MESSAGGIO CEI AI
CONSACRATI
l 2 febbraio,
Festa della Presentazione del Signore, la Chiesa celebra la Giornata della vita
consacrata, ringraziando Dio per le donne e gli uomini che seguono con
dedizione gioiosa e fedele il Signore in questa forma di vita. Avremo di nuovo
la possibilità di riflettere sul vangelo proclamato nella liturgia del giorno (Lc 2,22-40). La scena lì narrata illumina la scelta della
consacrazione e offre dei modelli ancora attuali e praticabili: cogliamo da
questo racconto almeno tre aspetti, tra i tanti che si potrebbero sottolineare.

Consegna scritta: Prosegui, per favore, il messaggio della CEI ai consacrati subito dopo l'ultima frase riportata. I record non servono per questo lavoro.

Dati archiviati:
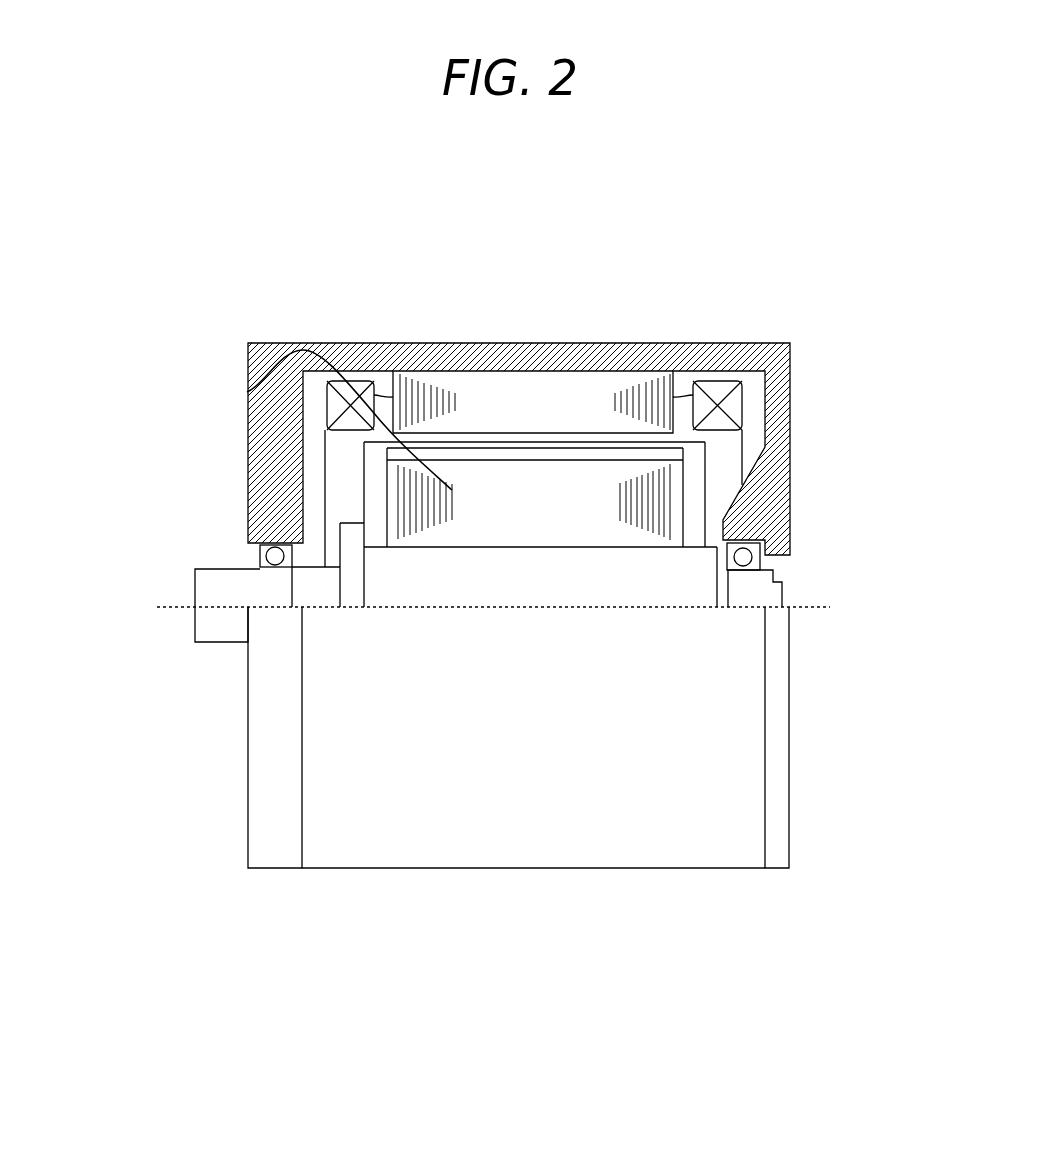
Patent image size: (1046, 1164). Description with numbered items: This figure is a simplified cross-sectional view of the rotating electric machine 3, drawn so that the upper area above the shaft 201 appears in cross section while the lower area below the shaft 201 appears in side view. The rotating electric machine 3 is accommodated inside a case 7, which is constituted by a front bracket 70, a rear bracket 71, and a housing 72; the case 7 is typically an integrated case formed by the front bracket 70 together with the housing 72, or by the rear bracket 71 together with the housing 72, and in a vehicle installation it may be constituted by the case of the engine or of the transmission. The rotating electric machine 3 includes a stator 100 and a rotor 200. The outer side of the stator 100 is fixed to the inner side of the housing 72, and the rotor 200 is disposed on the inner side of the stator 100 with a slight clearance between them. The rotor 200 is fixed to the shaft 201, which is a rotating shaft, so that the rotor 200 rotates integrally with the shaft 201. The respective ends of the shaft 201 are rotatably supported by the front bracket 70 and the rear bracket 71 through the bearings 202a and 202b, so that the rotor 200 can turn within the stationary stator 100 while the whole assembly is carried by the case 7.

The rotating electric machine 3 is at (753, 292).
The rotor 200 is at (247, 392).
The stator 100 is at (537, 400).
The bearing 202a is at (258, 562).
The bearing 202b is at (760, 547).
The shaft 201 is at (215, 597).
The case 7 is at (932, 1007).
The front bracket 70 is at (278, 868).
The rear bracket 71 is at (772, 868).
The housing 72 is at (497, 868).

---

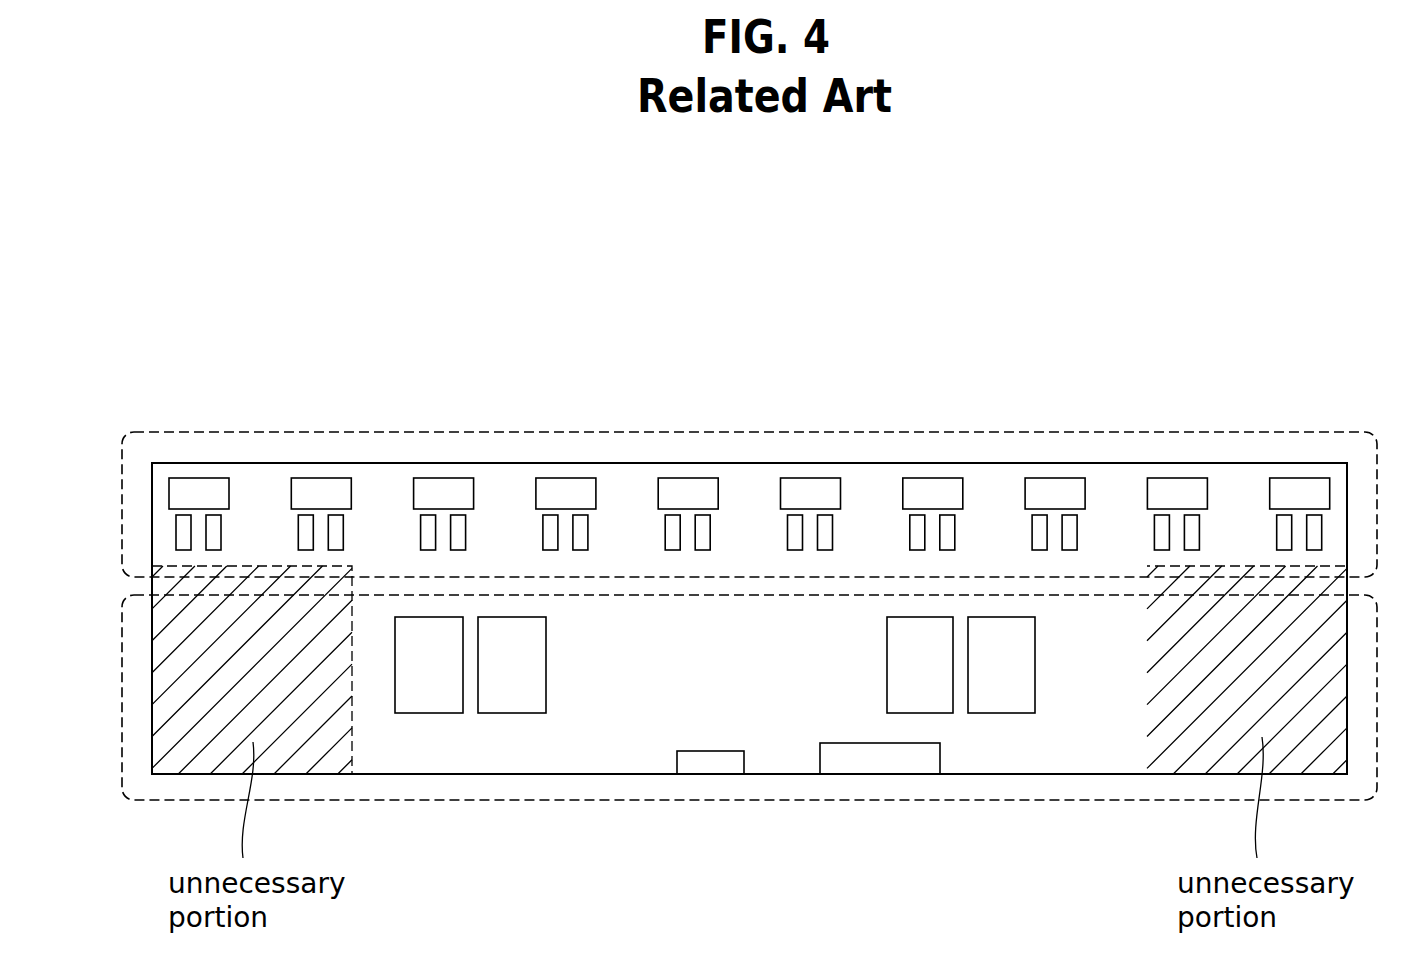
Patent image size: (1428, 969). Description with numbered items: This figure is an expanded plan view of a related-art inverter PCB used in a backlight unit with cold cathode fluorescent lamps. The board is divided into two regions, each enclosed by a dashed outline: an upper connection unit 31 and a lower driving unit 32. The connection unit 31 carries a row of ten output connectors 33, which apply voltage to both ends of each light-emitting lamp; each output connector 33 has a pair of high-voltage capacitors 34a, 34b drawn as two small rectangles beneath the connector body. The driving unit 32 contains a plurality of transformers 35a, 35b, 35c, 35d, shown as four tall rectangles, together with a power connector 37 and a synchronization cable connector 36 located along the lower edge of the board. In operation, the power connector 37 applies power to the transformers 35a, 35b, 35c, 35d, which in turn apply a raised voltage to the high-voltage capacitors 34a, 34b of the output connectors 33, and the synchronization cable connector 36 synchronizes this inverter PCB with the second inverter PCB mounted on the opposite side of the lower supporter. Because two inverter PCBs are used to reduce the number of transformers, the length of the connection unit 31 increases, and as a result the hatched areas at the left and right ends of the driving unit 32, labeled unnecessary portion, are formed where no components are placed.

Esercizio svolto:
L’offerta di una
famiglia. Il racconto di Luca è costruito intorno all’idea dell’offerta e del
dono. In primo luogo, è l’offerta di Gesù: Maria e Giuseppe lo portano “a
Gerusalemme per offrirlo al Signore” (2,22) e accompagnano questo gesto con
un’offerta al tempio (2,24), secondo la prassi liturgica ebraica. Il bambino è
colui che viene offerto, anche se non ha ancora coscienza di cosa questo
significhi: lo imparerà però presto, secondo quanto lo stesso Luca descrive
poco più avanti nel suo Vangelo. Nel quadro successivo, Gesù è di nuovo a
Gerusalemme, questa volta forse per il suo bar mizvah,
rito con il quale si diventa “figlio del comandamento” cioè soggetto alla
legge, e allora esprimerà con decisione la sua volontà di “stare nelle cose del
Padre suo” (cfr 2,49).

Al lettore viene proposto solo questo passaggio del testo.